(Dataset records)
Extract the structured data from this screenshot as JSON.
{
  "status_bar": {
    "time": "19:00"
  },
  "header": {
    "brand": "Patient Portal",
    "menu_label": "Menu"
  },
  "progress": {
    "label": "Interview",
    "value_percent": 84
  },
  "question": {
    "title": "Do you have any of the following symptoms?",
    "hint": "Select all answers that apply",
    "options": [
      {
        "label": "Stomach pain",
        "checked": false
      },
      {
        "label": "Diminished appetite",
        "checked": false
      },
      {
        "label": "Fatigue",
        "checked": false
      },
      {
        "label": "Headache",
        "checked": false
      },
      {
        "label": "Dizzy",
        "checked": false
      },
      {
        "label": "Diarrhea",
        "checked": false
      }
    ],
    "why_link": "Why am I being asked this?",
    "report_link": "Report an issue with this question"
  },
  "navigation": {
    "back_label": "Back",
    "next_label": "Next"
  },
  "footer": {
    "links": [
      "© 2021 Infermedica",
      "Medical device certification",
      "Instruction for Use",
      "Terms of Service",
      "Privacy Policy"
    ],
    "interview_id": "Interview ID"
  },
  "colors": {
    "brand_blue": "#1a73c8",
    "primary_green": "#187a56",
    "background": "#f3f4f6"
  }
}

→ Written exercise: Print all of the entries exactly as they are written.

→ Response for this exercise:
Extract the structured data from this screenshot as JSON.
{
  "status_bar": {
    "time": "19:00"
  },
  "header": {
    "brand": "Patient Portal",
    "menu_label": "Menu"
  },
  "progress": {
    "label": "Interview",
    "value_percent": 84
  },
  "question": {
    "title": "Do you have any of the following symptoms?",
    "hint": "Select all answers that apply",
    "options": [
      {
        "label": "Stomach pain",
        "checked": false
      },
      {
        "label": "Diminished appetite",
        "checked": false
      },
      {
        "label": "Fatigue",
        "checked": false
      },
      {
        "label": "Headache",
        "checked": false
      },
      {
        "label": "Dizzy",
        "checked": false
      },
      {
        "label": "Diarrhea",
        "checked": false
      }
    ],
    "why_link": "Why am I being asked this?",
    "report_link": "Report an issue with this question"
  },
  "navigation": {
    "back_label": "Back",
    "next_label": "Next"
  },
  "footer": {
    "links": [
      "© 2021 Infermedica",
      "Medical device certification",
      "Instruction for Use",
      "Terms of Service",
      "Privacy Policy"
    ],
    "interview_id": "Interview ID"
  },
  "colors": {
    "brand_blue": "#1a73c8",
    "primary_green": "#187a56",
    "background": "#f3f4f6"
  }
}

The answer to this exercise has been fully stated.